(Task goal): Your task is to print all of the data word for word.

(Available data):
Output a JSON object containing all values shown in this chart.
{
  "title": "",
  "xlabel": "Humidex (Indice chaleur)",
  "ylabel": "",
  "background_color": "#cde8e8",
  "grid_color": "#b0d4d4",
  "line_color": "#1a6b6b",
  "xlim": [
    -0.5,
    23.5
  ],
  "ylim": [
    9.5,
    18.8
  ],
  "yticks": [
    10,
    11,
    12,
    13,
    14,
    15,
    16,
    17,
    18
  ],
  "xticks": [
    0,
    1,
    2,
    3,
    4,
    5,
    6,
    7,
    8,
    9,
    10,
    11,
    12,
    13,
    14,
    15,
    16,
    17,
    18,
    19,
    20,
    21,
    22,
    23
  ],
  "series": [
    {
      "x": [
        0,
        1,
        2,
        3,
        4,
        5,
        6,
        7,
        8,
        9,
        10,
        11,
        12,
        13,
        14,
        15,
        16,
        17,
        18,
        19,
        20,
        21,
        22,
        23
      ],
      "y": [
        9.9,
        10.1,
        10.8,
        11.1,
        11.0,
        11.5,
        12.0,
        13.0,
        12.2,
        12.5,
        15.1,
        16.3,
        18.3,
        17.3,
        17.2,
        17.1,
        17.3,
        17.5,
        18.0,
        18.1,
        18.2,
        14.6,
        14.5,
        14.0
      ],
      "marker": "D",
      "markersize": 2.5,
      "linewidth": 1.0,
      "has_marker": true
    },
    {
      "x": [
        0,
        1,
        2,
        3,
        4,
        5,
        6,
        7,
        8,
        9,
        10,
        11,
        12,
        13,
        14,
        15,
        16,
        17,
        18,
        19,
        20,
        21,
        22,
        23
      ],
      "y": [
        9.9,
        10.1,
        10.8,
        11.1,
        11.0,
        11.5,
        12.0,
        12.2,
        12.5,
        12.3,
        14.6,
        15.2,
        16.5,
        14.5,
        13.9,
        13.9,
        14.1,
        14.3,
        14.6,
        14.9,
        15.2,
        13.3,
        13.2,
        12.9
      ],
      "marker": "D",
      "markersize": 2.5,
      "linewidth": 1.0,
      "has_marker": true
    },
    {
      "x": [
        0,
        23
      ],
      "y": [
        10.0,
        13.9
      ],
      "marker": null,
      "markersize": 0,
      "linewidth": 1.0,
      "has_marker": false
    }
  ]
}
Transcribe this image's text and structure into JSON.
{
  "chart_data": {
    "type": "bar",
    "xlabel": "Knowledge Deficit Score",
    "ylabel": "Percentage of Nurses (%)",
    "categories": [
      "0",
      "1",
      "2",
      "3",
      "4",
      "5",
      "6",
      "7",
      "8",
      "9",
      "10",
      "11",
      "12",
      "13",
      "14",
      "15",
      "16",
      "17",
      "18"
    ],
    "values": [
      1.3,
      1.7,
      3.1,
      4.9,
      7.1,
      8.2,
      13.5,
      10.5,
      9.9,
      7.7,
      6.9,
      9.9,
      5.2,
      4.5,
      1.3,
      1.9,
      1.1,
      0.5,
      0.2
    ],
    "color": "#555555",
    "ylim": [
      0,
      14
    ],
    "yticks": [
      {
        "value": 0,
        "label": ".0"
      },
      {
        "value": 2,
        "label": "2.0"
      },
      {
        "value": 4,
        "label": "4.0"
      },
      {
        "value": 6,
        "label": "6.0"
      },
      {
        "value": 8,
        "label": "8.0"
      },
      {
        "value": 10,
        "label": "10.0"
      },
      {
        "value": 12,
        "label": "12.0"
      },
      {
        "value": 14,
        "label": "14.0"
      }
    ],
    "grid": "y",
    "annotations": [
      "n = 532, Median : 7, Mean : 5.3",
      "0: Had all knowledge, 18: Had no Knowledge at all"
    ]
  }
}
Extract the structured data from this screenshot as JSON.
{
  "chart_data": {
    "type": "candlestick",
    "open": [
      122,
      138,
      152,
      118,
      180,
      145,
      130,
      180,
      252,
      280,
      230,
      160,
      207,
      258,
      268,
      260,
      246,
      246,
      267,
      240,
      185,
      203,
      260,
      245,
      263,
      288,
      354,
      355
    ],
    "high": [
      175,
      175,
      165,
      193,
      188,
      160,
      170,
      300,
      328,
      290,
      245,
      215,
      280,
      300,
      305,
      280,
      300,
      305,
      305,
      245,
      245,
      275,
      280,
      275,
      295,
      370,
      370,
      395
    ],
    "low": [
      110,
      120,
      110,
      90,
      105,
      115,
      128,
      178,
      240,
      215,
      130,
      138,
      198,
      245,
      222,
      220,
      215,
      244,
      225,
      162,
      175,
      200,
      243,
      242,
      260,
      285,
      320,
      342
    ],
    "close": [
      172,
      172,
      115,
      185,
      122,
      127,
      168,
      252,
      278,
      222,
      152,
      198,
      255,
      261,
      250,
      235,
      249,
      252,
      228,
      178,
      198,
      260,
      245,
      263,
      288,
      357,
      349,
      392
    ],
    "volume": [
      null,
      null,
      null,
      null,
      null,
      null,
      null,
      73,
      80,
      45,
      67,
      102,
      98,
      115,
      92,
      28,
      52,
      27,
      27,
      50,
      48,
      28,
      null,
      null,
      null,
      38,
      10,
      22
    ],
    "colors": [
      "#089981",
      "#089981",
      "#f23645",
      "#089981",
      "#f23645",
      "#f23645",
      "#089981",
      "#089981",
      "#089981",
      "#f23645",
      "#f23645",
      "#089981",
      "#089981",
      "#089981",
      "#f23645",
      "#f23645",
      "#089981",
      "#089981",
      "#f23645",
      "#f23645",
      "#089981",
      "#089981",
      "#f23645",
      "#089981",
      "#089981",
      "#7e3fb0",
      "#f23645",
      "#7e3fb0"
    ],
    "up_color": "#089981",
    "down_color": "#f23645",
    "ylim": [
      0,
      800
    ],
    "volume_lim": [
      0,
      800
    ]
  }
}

(Result of this task):
Output a JSON object containing all values shown in this chart.
{
  "title": "",
  "xlabel": "Humidex (Indice chaleur)",
  "ylabel": "",
  "background_color": "#cde8e8",
  "grid_color": "#b0d4d4",
  "line_color": "#1a6b6b",
  "xlim": [
    -0.5,
    23.5
  ],
  "ylim": [
    9.5,
    18.8
  ],
  "yticks": [
    10,
    11,
    12,
    13,
    14,
    15,
    16,
    17,
    18
  ],
  "xticks": [
    0,
    1,
    2,
    3,
    4,
    5,
    6,
    7,
    8,
    9,
    10,
    11,
    12,
    13,
    14,
    15,
    16,
    17,
    18,
    19,
    20,
    21,
    22,
    23
  ],
  "series": [
    {
      "x": [
        0,
        1,
        2,
        3,
        4,
        5,
        6,
        7,
        8,
        9,
        10,
        11,
        12,
        13,
        14,
        15,
        16,
        17,
        18,
        19,
        20,
        21,
        22,
        23
      ],
      "y": [
        9.9,
        10.1,
        10.8,
        11.1,
        11.0,
        11.5,
        12.0,
        13.0,
        12.2,
        12.5,
        15.1,
        16.3,
        18.3,
        17.3,
        17.2,
        17.1,
        17.3,
        17.5,
        18.0,
        18.1,
        18.2,
        14.6,
        14.5,
        14.0
      ],
      "marker": "D",
      "markersize": 2.5,
      "linewidth": 1.0,
      "has_marker": true
    },
    {
      "x": [
        0,
        1,
        2,
        3,
        4,
        5,
        6,
        7,
        8,
        9,
        10,
        11,
        12,
        13,
        14,
        15,
        16,
        17,
        18,
        19,
        20,
        21,
        22,
        23
      ],
      "y": [
        9.9,
        10.1,
        10.8,
        11.1,
        11.0,
        11.5,
        12.0,
        12.2,
        12.5,
        12.3,
        14.6,
        15.2,
        16.5,
        14.5,
        13.9,
        13.9,
        14.1,
        14.3,
        14.6,
        14.9,
        15.2,
        13.3,
        13.2,
        12.9
      ],
      "marker": "D",
      "markersize": 2.5,
      "linewidth": 1.0,
      "has_marker": true
    },
    {
      "x": [
        0,
        23
      ],
      "y": [
        10.0,
        13.9
      ],
      "marker": null,
      "markersize": 0,
      "linewidth": 1.0,
      "has_marker": false
    }
  ]
}
Transcribe this image's text and structure into JSON.
{
  "chart_data": {
    "type": "bar",
    "xlabel": "Knowledge Deficit Score",
    "ylabel": "Percentage of Nurses (%)",
    "categories": [
      "0",
      "1",
      "2",
      "3",
      "4",
      "5",
      "6",
      "7",
      "8",
      "9",
      "10",
      "11",
      "12",
      "13",
      "14",
      "15",
      "16",
      "17",
      "18"
    ],
    "values": [
      1.3,
      1.7,
      3.1,
      4.9,
      7.1,
      8.2,
      13.5,
      10.5,
      9.9,
      7.7,
      6.9,
      9.9,
      5.2,
      4.5,
      1.3,
      1.9,
      1.1,
      0.5,
      0.2
    ],
    "color": "#555555",
    "ylim": [
      0,
      14
    ],
    "yticks": [
      {
        "value": 0,
        "label": ".0"
      },
      {
        "value": 2,
        "label": "2.0"
      },
      {
        "value": 4,
        "label": "4.0"
      },
      {
        "value": 6,
        "label": "6.0"
      },
      {
        "value": 8,
        "label": "8.0"
      },
      {
        "value": 10,
        "label": "10.0"
      },
      {
        "value": 12,
        "label": "12.0"
      },
      {
        "value": 14,
        "label": "14.0"
      }
    ],
    "grid": "y",
    "annotations": [
      "n = 532, Median : 7, Mean : 5.3",
      "0: Had all knowledge, 18: Had no Knowledge at all"
    ]
  }
}
Extract the structured data from this screenshot as JSON.
{
  "chart_data": {
    "type": "candlestick",
    "open": [
      122,
      138,
      152,
      118,
      180,
      145,
      130,
      180,
      252,
      280,
      230,
      160,
      207,
      258,
      268,
      260,
      246,
      246,
      267,
      240,
      185,
      203,
      260,
      245,
      263,
      288,
      354,
      355
    ],
    "high": [
      175,
      175,
      165,
      193,
      188,
      160,
      170,
      300,
      328,
      290,
      245,
      215,
      280,
      300,
      305,
      280,
      300,
      305,
      305,
      245,
      245,
      275,
      280,
      275,
      295,
      370,
      370,
      395
    ],
    "low": [
      110,
      120,
      110,
      90,
      105,
      115,
      128,
      178,
      240,
      215,
      130,
      138,
      198,
      245,
      222,
      220,
      215,
      244,
      225,
      162,
      175,
      200,
      243,
      242,
      260,
      285,
      320,
      342
    ],
    "close": [
      172,
      172,
      115,
      185,
      122,
      127,
      168,
      252,
      278,
      222,
      152,
      198,
      255,
      261,
      250,
      235,
      249,
      252,
      228,
      178,
      198,
      260,
      245,
      263,
      288,
      357,
      349,
      392
    ],
    "volume": [
      null,
      null,
      null,
      null,
      null,
      null,
      null,
      73,
      80,
      45,
      67,
      102,
      98,
      115,
      92,
      28,
      52,
      27,
      27,
      50,
      48,
      28,
      null,
      null,
      null,
      38,
      10,
      22
    ],
    "colors": [
      "#089981",
      "#089981",
      "#f23645",
      "#089981",
      "#f23645",
      "#f23645",
      "#089981",
      "#089981",
      "#089981",
      "#f23645",
      "#f23645",
      "#089981",
      "#089981",
      "#089981",
      "#f23645",
      "#f23645",
      "#089981",
      "#089981",
      "#f23645",
      "#f23645",
      "#089981",
      "#089981",
      "#f23645",
      "#089981",
      "#089981",
      "#7e3fb0",
      "#f23645",
      "#7e3fb0"
    ],
    "up_color": "#089981",
    "down_color": "#f23645",
    "ylim": [
      0,
      800
    ],
    "volume_lim": [
      0,
      800
    ]
  }
}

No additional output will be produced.